====== GIVEN RECORDS ======

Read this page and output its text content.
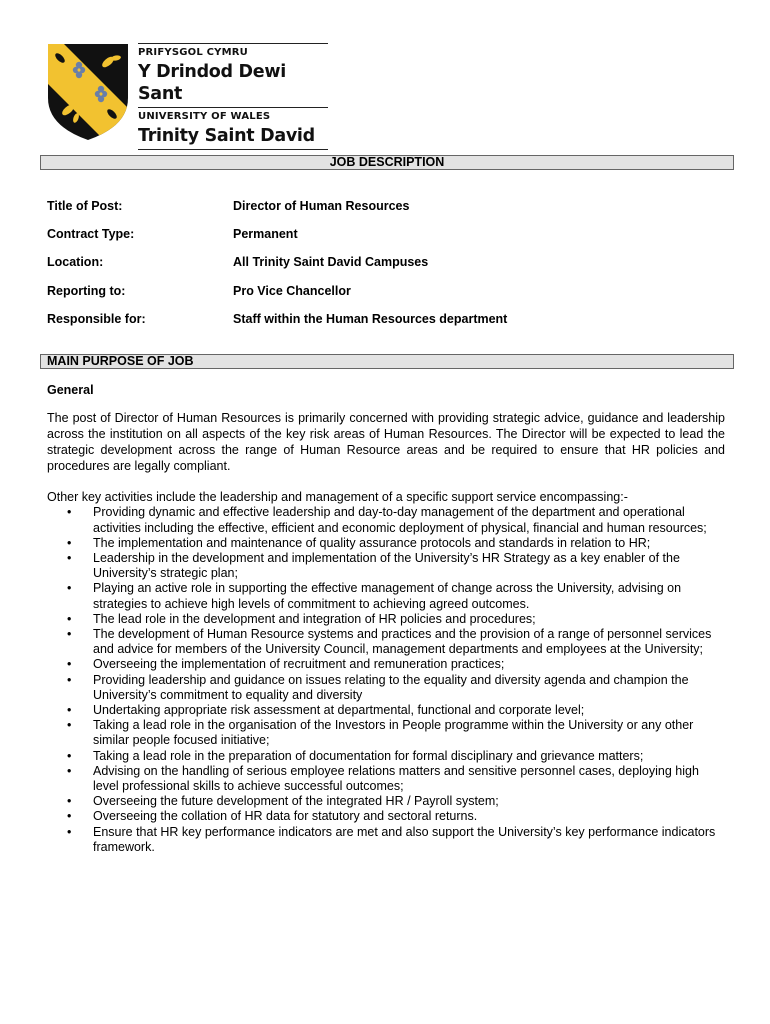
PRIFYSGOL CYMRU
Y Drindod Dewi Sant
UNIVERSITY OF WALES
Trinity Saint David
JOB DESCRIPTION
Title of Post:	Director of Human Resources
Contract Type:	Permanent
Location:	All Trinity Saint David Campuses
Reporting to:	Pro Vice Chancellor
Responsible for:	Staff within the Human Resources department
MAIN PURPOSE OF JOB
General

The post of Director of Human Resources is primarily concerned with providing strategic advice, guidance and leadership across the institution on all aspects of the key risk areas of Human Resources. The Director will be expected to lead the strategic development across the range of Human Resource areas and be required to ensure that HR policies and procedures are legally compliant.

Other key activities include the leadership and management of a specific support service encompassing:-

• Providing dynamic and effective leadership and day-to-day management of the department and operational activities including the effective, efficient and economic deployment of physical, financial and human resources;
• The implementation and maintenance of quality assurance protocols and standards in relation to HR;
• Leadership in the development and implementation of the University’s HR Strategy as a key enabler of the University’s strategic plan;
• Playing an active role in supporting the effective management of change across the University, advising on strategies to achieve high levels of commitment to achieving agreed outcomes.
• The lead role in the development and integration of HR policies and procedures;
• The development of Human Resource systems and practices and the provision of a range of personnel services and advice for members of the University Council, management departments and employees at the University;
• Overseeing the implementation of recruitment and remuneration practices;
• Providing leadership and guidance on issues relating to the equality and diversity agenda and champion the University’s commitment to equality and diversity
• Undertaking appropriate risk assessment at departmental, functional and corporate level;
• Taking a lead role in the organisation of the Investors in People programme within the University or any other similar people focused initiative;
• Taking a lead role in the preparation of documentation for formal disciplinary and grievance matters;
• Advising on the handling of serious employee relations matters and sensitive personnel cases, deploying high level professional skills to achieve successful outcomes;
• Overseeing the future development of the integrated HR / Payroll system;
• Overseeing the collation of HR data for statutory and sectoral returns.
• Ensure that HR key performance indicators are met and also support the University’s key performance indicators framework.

======
====== GIVEN RECORDS ======

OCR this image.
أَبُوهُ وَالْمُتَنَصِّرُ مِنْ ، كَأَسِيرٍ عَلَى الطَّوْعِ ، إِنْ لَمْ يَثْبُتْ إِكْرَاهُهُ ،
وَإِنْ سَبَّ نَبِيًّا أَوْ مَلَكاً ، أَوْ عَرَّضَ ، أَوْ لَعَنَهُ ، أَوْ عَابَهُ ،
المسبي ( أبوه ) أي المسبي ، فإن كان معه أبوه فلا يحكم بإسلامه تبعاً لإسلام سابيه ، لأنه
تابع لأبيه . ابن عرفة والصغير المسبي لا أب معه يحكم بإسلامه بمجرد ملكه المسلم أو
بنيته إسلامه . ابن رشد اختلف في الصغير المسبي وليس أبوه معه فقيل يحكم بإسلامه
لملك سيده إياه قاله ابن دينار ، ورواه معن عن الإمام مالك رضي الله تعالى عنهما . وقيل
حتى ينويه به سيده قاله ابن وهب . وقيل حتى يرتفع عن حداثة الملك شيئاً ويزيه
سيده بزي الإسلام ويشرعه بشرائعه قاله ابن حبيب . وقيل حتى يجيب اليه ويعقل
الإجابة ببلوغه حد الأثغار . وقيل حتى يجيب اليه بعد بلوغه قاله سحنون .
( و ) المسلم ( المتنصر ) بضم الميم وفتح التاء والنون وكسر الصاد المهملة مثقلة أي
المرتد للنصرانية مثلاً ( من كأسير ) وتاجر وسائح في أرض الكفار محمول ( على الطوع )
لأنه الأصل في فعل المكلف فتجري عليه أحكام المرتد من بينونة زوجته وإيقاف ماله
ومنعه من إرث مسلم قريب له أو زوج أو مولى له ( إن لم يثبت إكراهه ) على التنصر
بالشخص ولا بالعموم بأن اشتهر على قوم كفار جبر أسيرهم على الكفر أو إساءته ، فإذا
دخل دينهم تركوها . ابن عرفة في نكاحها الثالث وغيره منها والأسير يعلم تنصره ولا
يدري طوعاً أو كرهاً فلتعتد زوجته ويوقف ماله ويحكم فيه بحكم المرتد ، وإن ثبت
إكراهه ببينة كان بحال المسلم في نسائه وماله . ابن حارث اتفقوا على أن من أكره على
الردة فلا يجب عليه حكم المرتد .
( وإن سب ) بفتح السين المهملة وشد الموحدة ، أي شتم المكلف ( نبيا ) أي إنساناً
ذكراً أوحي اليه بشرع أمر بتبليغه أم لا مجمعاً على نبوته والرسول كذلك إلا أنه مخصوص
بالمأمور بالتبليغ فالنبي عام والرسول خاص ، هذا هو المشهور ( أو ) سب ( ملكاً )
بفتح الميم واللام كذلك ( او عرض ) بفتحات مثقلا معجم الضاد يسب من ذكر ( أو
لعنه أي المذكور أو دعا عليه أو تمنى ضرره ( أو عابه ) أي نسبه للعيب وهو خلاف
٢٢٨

======

Copy every line that contains the string "يجيب".

سيده بزي الإسلام ويشرعه بشرائعه قاله ابن حبيب . وقيل حتى يجيب اليه ويعقل
الإجابة ببلوغه حد الأثغار . وقيل حتى يجيب اليه بعد بلوغه قاله سحنون .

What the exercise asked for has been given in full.